# [WHAT YOU NEED TO DO]
Would you pull out every line of the material that contains the string "minmax"?

# [THE RECORDS]

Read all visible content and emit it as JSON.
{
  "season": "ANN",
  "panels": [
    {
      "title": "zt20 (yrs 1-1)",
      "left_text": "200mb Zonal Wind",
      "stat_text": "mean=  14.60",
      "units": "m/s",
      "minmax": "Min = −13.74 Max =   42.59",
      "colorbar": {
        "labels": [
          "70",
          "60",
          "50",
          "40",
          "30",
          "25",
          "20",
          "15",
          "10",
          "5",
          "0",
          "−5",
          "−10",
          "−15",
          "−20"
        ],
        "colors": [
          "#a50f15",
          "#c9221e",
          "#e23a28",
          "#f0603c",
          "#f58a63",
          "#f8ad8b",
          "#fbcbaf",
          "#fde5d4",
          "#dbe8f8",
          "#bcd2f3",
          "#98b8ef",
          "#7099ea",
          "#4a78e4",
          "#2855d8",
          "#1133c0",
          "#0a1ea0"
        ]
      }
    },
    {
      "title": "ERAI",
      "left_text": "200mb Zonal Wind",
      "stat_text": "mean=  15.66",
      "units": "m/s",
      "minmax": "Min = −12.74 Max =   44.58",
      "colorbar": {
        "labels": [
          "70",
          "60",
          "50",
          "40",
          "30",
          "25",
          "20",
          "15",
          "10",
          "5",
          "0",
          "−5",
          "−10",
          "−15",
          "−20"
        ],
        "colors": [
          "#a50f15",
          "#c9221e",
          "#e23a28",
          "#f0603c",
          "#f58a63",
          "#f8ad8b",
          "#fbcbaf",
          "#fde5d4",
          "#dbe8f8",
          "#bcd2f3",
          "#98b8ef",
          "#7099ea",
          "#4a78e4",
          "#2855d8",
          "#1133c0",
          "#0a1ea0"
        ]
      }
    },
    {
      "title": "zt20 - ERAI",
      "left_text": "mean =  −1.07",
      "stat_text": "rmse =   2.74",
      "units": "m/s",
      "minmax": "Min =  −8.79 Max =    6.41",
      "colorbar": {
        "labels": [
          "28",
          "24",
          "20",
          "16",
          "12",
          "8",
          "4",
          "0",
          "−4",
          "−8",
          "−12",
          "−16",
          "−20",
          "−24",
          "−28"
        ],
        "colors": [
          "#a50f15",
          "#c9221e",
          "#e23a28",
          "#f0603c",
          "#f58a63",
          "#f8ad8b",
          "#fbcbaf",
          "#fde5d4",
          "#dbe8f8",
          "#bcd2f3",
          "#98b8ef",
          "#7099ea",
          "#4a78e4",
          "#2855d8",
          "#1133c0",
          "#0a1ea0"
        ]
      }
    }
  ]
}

# [TASK RESPONSE]
      "minmax": "Min = −13.74 Max =   42.59",
      "minmax": "Min = −12.74 Max =   44.58",
      "minmax": "Min =  −8.79 Max =    6.41",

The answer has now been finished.